Task directions: Restate the data word for word and leave the images out.

Supplied records:

#####

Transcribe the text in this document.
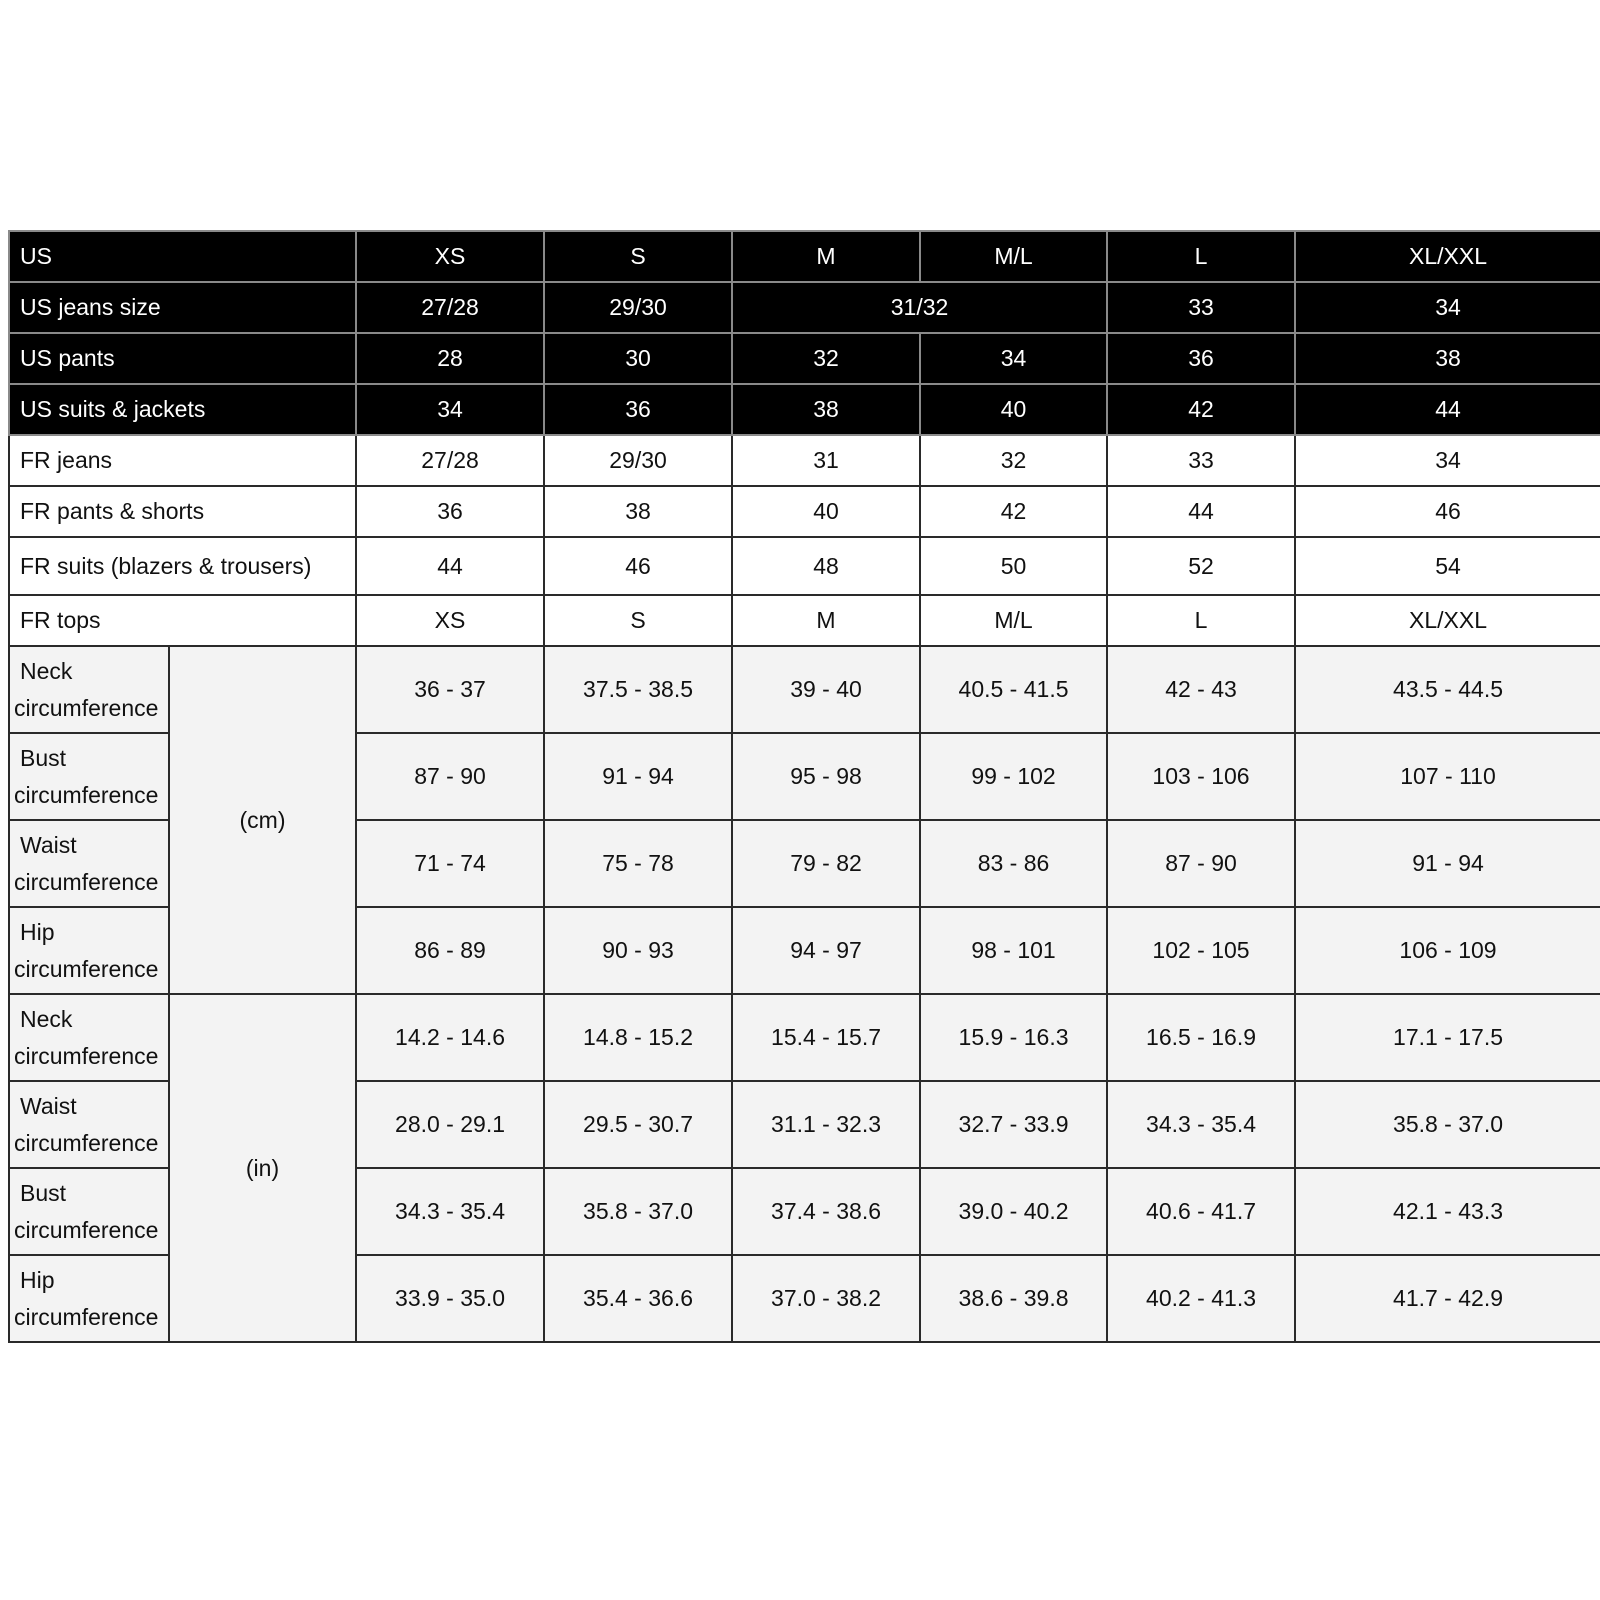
US		XS	S	M	M/L	L	XL/XXL
US jeans size		27/28	29/30	31/32		33	34
US pants		28	30	32	34	36	38
US suits & jackets		34	36	38	40	42	44
FR jeans		27/28	29/30	31	32	33	34
FR pants & shorts		36	38	40	42	44	46
FR suits (blazers & trousers)		44	46	48	50	52	54
FR tops		XS	S	M	M/L	L	XL/XXL

Neck
circumference	(cm)	36 - 37	37.5 - 38.5	39 - 40	40.5 - 41.5	42 - 43	43.5 - 44.5

Bust
circumference		87 - 90	91 - 94	95 - 98	99 - 102	103 - 106	107 - 110

Waist
circumference		71 - 74	75 - 78	79 - 82	83 - 86	87 - 90	91 - 94

Hip
circumference		86 - 89	90 - 93	94 - 97	98 - 101	102 - 105	106 - 109

Neck
circumference	(in)	14.2 - 14.6	14.8 - 15.2	15.4 - 15.7	15.9 - 16.3	16.5 - 16.9	17.1 - 17.5

Waist
circumference		28.0 - 29.1	29.5 - 30.7	31.1 - 32.3	32.7 - 33.9	34.3 - 35.4	35.8 - 37.0

Bust
circumference		34.3 - 35.4	35.8 - 37.0	37.4 - 38.6	39.0 - 40.2	40.6 - 41.7	42.1 - 43.3

Hip
circumference		33.9 - 35.0	35.4 - 36.6	37.0 - 38.2	38.6 - 39.8	40.2 - 41.3	41.7 - 42.9
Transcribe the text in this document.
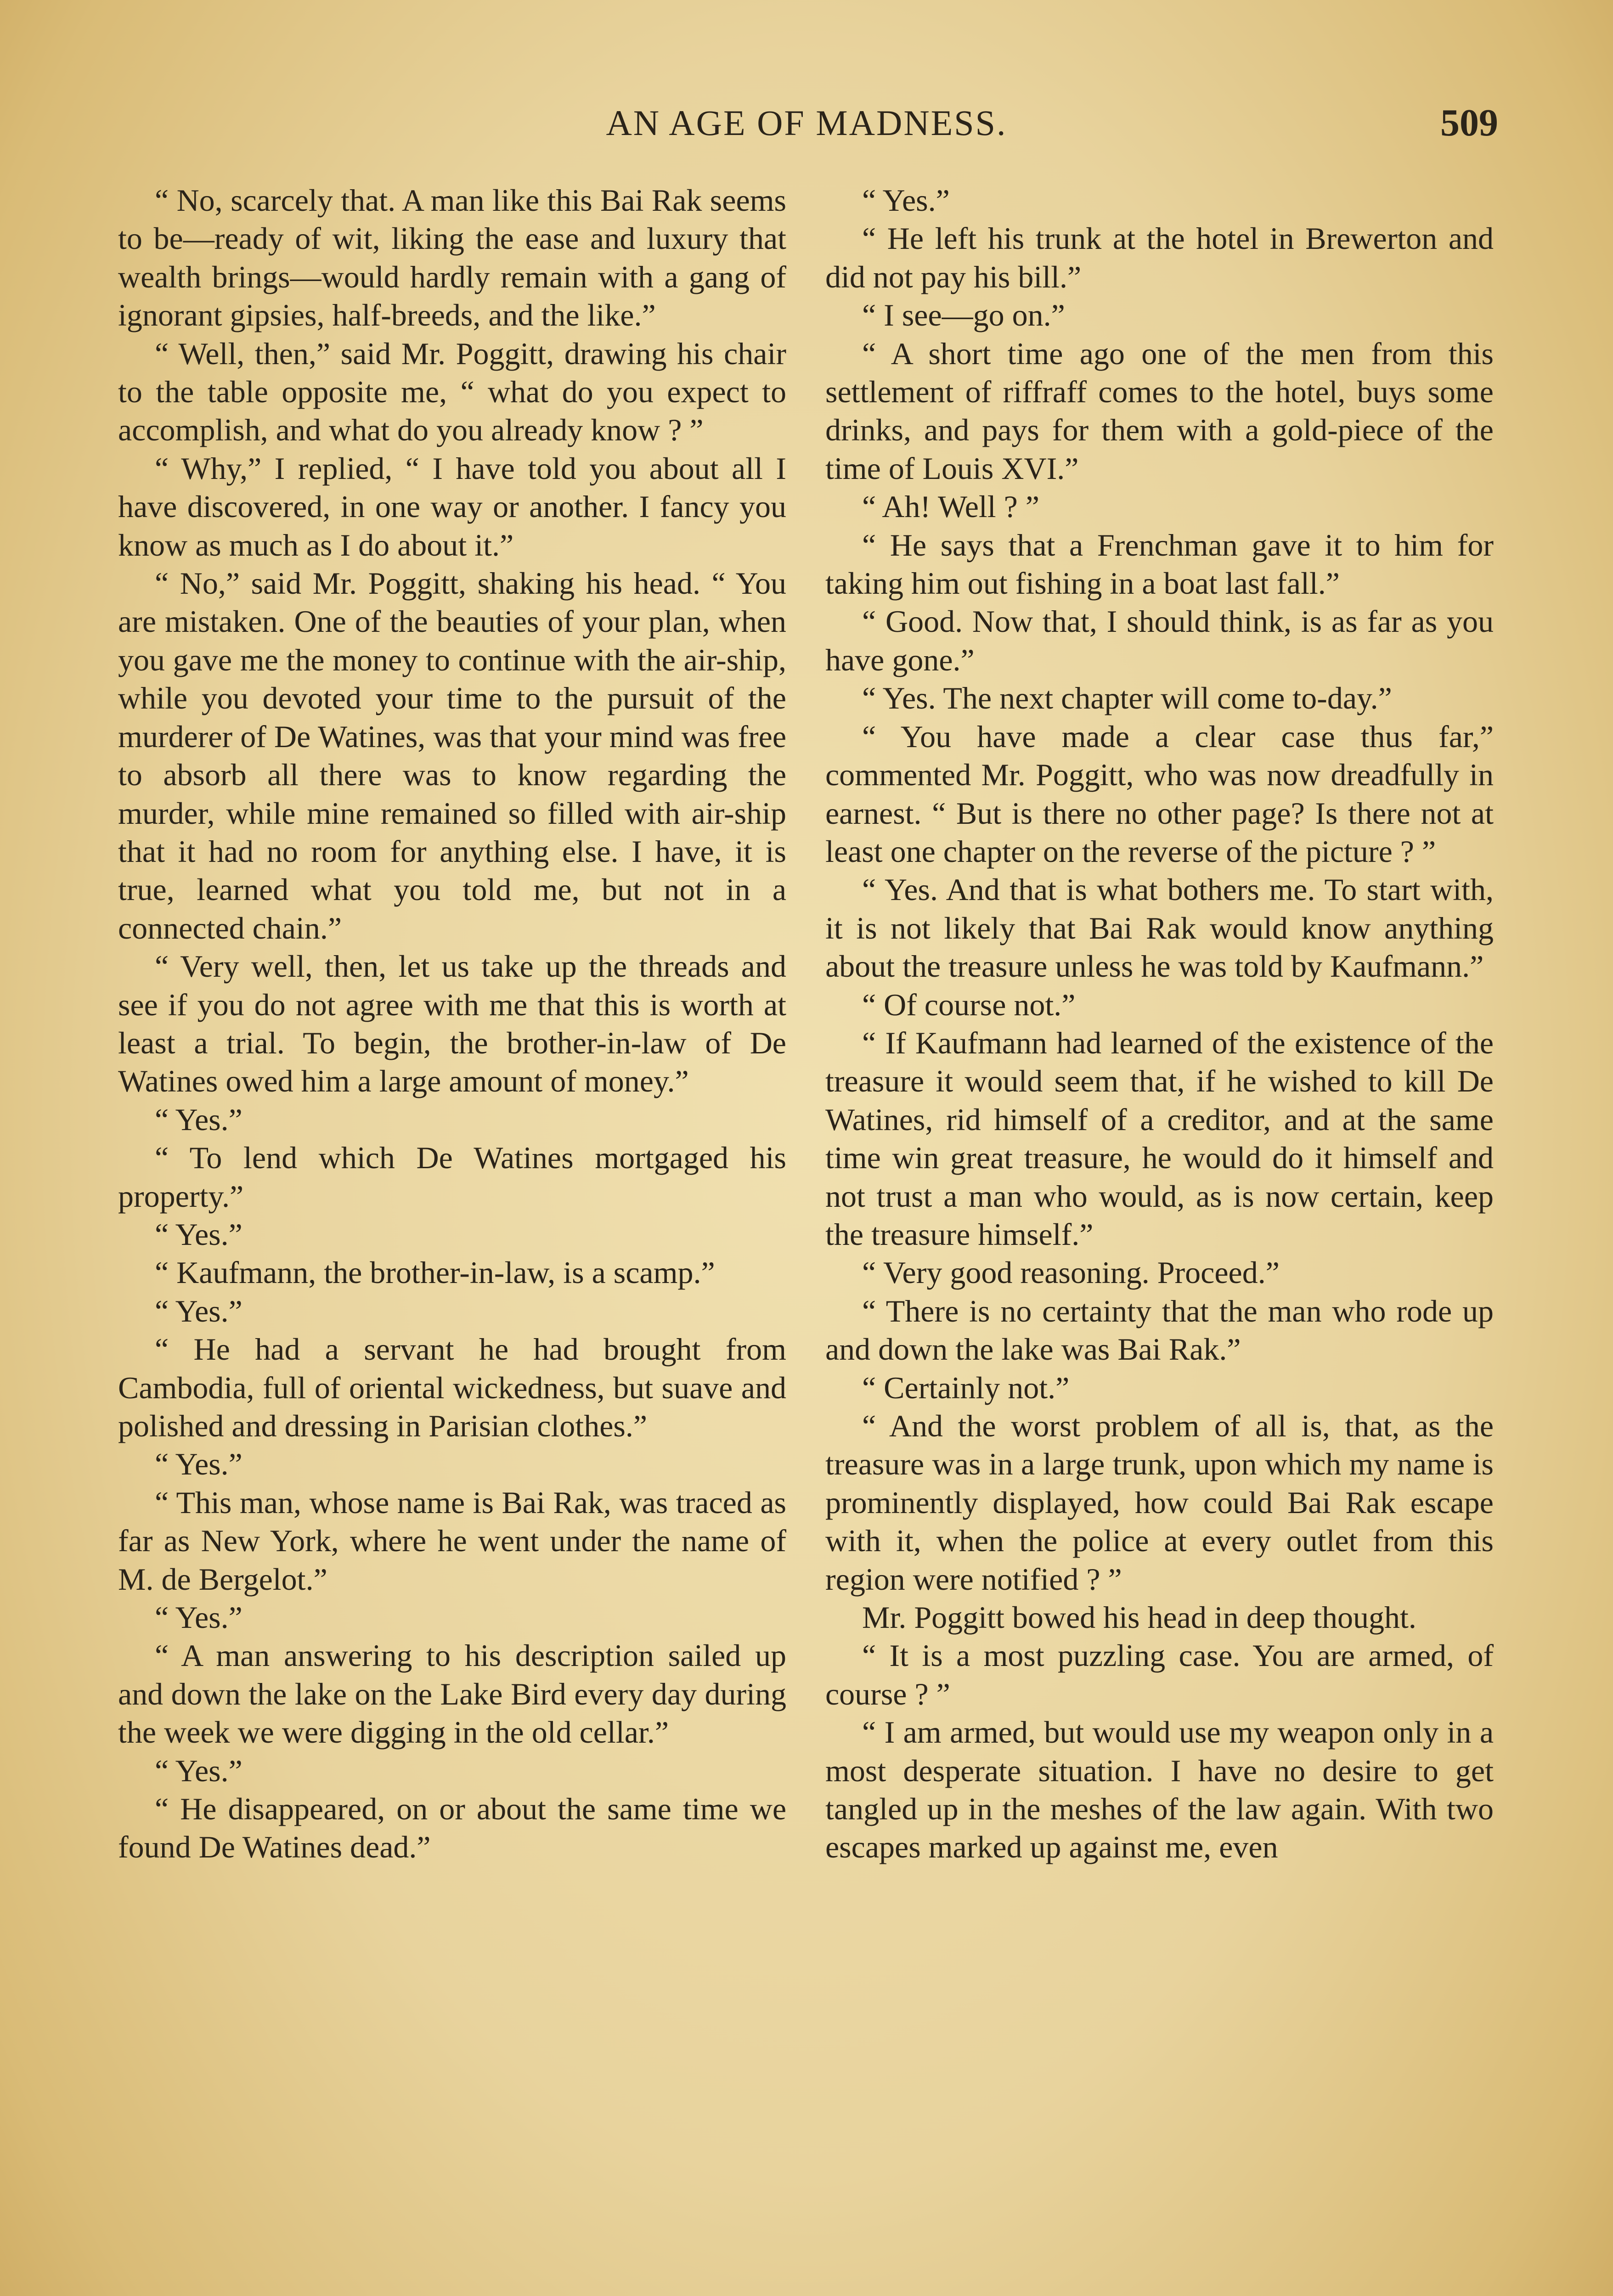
AN AGE OF MADNESS.	509

“ No, scarcely that. A man like this Bai Rak seems to be—ready of wit, liking the ease and luxury that wealth brings—would hardly remain with a gang of ignorant gipsies, half-breeds, and the like.”

“ Well, then,” said Mr. Poggitt, drawing his chair to the table opposite me, “ what do you expect to accomplish, and what do you already know ? ”

“ Why,” I replied, “ I have told you about all I have discovered, in one way or another. I fancy you know as much as I do about it.”

“ No,” said Mr. Poggitt, shaking his head. “ You are mistaken. One of the beauties of your plan, when you gave me the money to continue with the air-ship, while you devoted your time to the pursuit of the murderer of De Watines, was that your mind was free to absorb all there was to know regarding the murder, while mine remained so filled with air-ship that it had no room for anything else. I have, it is true, learned what you told me, but not in a connected chain.”

“ Very well, then, let us take up the threads and see if you do not agree with me that this is worth at least a trial. To begin, the brother-in-law of De Watines owed him a large amount of money.”

“ Yes.”

“ To lend which De Watines mortgaged his property.”

“ Yes.”

“ Kaufmann, the brother-in-law, is a scamp.”

“ Yes.”

“ He had a servant he had brought from Cambodia, full of oriental wickedness, but suave and polished and dressing in Parisian clothes.”

“ Yes.”

“ This man, whose name is Bai Rak, was traced as far as New York, where he went under the name of M. de Bergelot.”

“ Yes.”

“ A man answering to his description sailed up and down the lake on the Lake Bird every day during the week we were digging in the old cellar.”

“ Yes.”

“ He disappeared, on or about the same time we found De Watines dead.”

“ Yes.”

“ He left his trunk at the hotel in Brewerton and did not pay his bill.”

“ I see—go on.”

“ A short time ago one of the men from this settlement of riffraff comes to the hotel, buys some drinks, and pays for them with a gold-piece of the time of Louis XVI.”

“ Ah! Well ? ”

“ He says that a Frenchman gave it to him for taking him out fishing in a boat last fall.”

“ Good. Now that, I should think, is as far as you have gone.”

“ Yes. The next chapter will come to-day.”

“ You have made a clear case thus far,” commented Mr. Poggitt, who was now dreadfully in earnest. “ But is there no other page? Is there not at least one chapter on the reverse of the picture ? ”

“ Yes. And that is what bothers me. To start with, it is not likely that Bai Rak would know anything about the treasure unless he was told by Kaufmann.”

“ Of course not.”

“ If Kaufmann had learned of the existence of the treasure it would seem that, if he wished to kill De Watines, rid himself of a creditor, and at the same time win great treasure, he would do it himself and not trust a man who would, as is now certain, keep the treasure himself.”

“ Very good reasoning. Proceed.”

“ There is no certainty that the man who rode up and down the lake was Bai Rak.”

“ Certainly not.”

“ And the worst problem of all is, that, as the treasure was in a large trunk, upon which my name is prominently displayed, how could Bai Rak escape with it, when the police at every outlet from this region were notified ? ”

Mr. Poggitt bowed his head in deep thought.

“ It is a most puzzling case. You are armed, of course ? ”

“ I am armed, but would use my weapon only in a most desperate situation. I have no desire to get tangled up in the meshes of the law again. With two escapes marked up against me, even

#####

Reply:
Transcribe the text in this document.
US		XS	S	M	M/L	L	XL/XXL
US jeans size		27/28	29/30	31/32		33	34
US pants		28	30	32	34	36	38
US suits & jackets		34	36	38	40	42	44
FR jeans		27/28	29/30	31	32	33	34
FR pants & shorts		36	38	40	42	44	46
FR suits (blazers & trousers)		44	46	48	50	52	54
FR tops		XS	S	M	M/L	L	XL/XXL

Neck
circumference	(cm)	36 - 37	37.5 - 38.5	39 - 40	40.5 - 41.5	42 - 43	43.5 - 44.5

Bust
circumference		87 - 90	91 - 94	95 - 98	99 - 102	103 - 106	107 - 110

Waist
circumference		71 - 74	75 - 78	79 - 82	83 - 86	87 - 90	91 - 94

Hip
circumference		86 - 89	90 - 93	94 - 97	98 - 101	102 - 105	106 - 109

Neck
circumference	(in)	14.2 - 14.6	14.8 - 15.2	15.4 - 15.7	15.9 - 16.3	16.5 - 16.9	17.1 - 17.5

Waist
circumference		28.0 - 29.1	29.5 - 30.7	31.1 - 32.3	32.7 - 33.9	34.3 - 35.4	35.8 - 37.0

Bust
circumference		34.3 - 35.4	35.8 - 37.0	37.4 - 38.6	39.0 - 40.2	40.6 - 41.7	42.1 - 43.3

Hip
circumference		33.9 - 35.0	35.4 - 36.6	37.0 - 38.2	38.6 - 39.8	40.2 - 41.3	41.7 - 42.9
Transcribe the text in this document.
AN AGE OF MADNESS.	509

“ No, scarcely that. A man like this Bai Rak seems to be—ready of wit, liking the ease and luxury that wealth brings—would hardly remain with a gang of ignorant gipsies, half-breeds, and the like.”

“ Well, then,” said Mr. Poggitt, drawing his chair to the table opposite me, “ what do you expect to accomplish, and what do you already know ? ”

“ Why,” I replied, “ I have told you about all I have discovered, in one way or another. I fancy you know as much as I do about it.”

“ No,” said Mr. Poggitt, shaking his head. “ You are mistaken. One of the beauties of your plan, when you gave me the money to continue with the air-ship, while you devoted your time to the pursuit of the murderer of De Watines, was that your mind was free to absorb all there was to know regarding the murder, while mine remained so filled with air-ship that it had no room for anything else. I have, it is true, learned what you told me, but not in a connected chain.”

“ Very well, then, let us take up the threads and see if you do not agree with me that this is worth at least a trial. To begin, the brother-in-law of De Watines owed him a large amount of money.”

“ Yes.”

“ To lend which De Watines mortgaged his property.”

“ Yes.”

“ Kaufmann, the brother-in-law, is a scamp.”

“ Yes.”

“ He had a servant he had brought from Cambodia, full of oriental wickedness, but suave and polished and dressing in Parisian clothes.”

“ Yes.”

“ This man, whose name is Bai Rak, was traced as far as New York, where he went under the name of M. de Bergelot.”

“ Yes.”

“ A man answering to his description sailed up and down the lake on the Lake Bird every day during the week we were digging in the old cellar.”

“ Yes.”

“ He disappeared, on or about the same time we found De Watines dead.”

“ Yes.”

“ He left his trunk at the hotel in Brewerton and did not pay his bill.”

“ I see—go on.”

“ A short time ago one of the men from this settlement of riffraff comes to the hotel, buys some drinks, and pays for them with a gold-piece of the time of Louis XVI.”

“ Ah! Well ? ”

“ He says that a Frenchman gave it to him for taking him out fishing in a boat last fall.”

“ Good. Now that, I should think, is as far as you have gone.”

“ Yes. The next chapter will come to-day.”

“ You have made a clear case thus far,” commented Mr. Poggitt, who was now dreadfully in earnest. “ But is there no other page? Is there not at least one chapter on the reverse of the picture ? ”

“ Yes. And that is what bothers me. To start with, it is not likely that Bai Rak would know anything about the treasure unless he was told by Kaufmann.”

“ Of course not.”

“ If Kaufmann had learned of the existence of the treasure it would seem that, if he wished to kill De Watines, rid himself of a creditor, and at the same time win great treasure, he would do it himself and not trust a man who would, as is now certain, keep the treasure himself.”

“ Very good reasoning. Proceed.”

“ There is no certainty that the man who rode up and down the lake was Bai Rak.”

“ Certainly not.”

“ And the worst problem of all is, that, as the treasure was in a large trunk, upon which my name is prominently displayed, how could Bai Rak escape with it, when the police at every outlet from this region were notified ? ”

Mr. Poggitt bowed his head in deep thought.

“ It is a most puzzling case. You are armed, of course ? ”

“ I am armed, but would use my weapon only in a most desperate situation. I have no desire to get tangled up in the meshes of the law again. With two escapes marked up against me, even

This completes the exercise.